§ THE EXERCISE:
Count every line in the following entries where the word "xlabel" appears. Give the count alone.

§ EXERCISE INPUT:
━━━━

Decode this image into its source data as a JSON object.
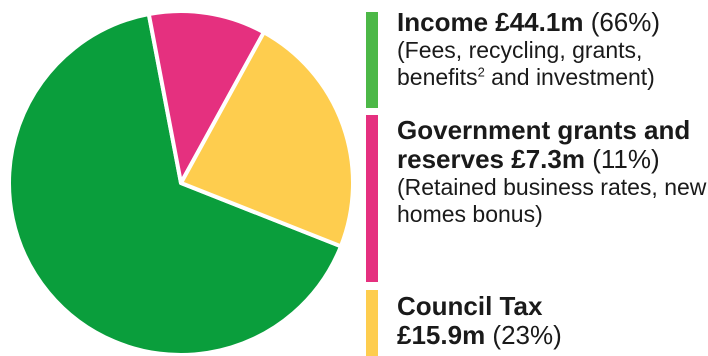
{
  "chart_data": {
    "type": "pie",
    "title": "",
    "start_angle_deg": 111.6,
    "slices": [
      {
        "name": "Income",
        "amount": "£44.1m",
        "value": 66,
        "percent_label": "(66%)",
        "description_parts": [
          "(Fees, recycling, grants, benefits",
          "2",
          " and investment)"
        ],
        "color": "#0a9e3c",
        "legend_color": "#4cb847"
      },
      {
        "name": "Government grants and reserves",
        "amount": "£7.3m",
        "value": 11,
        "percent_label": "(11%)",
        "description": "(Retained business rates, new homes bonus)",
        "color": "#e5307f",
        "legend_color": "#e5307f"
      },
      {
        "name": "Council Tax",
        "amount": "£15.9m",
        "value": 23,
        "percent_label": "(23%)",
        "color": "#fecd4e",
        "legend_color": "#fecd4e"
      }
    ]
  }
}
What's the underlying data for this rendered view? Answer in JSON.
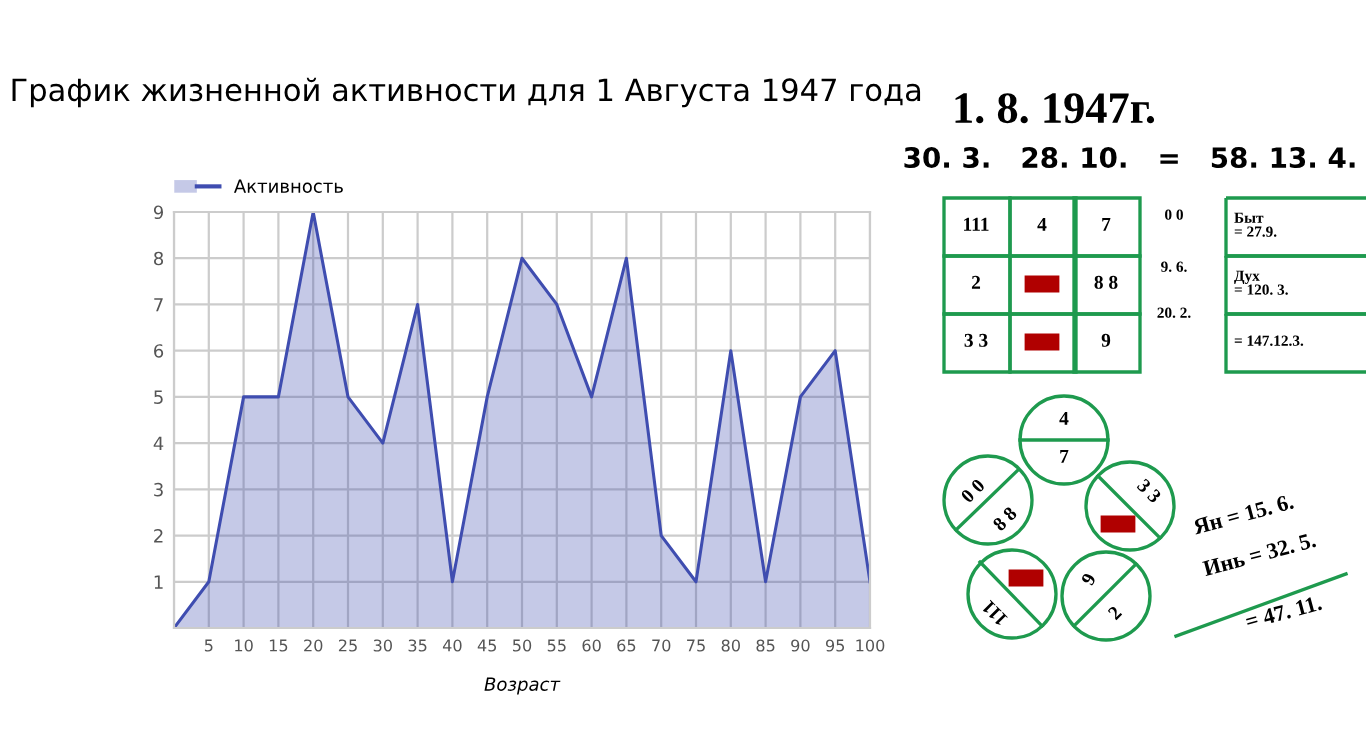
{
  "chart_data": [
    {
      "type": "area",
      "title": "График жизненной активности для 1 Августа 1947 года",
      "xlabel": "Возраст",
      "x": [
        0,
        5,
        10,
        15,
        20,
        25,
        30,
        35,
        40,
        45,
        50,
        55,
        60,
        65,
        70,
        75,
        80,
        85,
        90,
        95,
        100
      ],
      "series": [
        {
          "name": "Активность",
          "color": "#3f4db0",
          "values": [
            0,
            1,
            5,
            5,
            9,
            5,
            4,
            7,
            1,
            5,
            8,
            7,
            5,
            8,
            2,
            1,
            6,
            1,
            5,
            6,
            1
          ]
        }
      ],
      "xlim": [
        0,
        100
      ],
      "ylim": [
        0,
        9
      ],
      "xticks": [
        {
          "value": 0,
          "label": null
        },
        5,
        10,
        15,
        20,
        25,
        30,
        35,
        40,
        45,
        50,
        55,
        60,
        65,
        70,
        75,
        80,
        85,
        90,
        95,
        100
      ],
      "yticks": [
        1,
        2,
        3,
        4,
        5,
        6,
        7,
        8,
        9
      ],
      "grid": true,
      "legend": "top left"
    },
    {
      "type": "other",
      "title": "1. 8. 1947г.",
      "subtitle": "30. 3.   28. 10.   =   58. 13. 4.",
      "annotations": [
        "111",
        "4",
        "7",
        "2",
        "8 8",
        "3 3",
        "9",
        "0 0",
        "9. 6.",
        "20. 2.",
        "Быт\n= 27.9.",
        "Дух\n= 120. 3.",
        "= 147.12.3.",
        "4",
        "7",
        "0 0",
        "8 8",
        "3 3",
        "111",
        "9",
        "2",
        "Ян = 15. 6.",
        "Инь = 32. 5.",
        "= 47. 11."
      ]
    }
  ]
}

━━━━

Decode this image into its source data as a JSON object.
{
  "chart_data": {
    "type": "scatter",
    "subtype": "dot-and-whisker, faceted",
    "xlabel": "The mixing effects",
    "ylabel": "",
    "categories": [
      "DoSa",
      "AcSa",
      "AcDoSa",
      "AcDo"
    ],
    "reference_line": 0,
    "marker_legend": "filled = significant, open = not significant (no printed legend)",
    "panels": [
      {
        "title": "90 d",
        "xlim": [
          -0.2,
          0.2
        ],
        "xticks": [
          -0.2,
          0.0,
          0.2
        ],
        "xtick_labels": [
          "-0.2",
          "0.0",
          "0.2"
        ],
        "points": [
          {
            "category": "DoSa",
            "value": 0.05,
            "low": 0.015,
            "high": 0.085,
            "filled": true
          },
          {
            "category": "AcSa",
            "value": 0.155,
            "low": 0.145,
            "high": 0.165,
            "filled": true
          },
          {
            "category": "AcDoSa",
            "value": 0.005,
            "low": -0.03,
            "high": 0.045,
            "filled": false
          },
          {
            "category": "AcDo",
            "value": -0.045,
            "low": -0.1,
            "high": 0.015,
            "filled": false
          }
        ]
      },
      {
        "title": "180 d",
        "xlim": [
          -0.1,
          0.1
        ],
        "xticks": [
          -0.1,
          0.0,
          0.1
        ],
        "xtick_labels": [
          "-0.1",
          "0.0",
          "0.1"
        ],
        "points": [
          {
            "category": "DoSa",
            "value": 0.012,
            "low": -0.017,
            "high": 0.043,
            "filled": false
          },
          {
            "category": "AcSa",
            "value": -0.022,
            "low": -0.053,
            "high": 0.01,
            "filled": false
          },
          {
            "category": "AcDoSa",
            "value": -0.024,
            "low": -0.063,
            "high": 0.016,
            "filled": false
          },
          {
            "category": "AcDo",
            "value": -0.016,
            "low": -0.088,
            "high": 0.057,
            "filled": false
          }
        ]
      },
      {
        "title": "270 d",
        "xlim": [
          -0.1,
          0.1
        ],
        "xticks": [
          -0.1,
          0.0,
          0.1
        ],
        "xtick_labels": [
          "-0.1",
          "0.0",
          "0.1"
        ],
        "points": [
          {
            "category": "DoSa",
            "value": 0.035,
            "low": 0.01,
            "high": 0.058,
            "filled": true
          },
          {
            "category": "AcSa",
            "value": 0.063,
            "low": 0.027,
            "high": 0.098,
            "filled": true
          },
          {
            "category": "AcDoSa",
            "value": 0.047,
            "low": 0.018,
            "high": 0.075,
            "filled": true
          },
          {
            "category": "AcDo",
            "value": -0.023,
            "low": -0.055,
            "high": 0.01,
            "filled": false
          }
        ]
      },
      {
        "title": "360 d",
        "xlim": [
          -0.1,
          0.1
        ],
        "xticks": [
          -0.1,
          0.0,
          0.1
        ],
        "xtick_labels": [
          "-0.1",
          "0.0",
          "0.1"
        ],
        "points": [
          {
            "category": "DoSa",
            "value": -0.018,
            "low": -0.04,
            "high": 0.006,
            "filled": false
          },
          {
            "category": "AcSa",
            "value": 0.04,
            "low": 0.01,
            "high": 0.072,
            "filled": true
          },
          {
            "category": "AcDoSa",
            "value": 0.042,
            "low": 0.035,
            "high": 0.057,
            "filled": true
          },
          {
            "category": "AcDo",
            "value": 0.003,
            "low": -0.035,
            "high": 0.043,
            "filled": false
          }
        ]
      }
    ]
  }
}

━━━━

§ FINISHED ANSWER:
2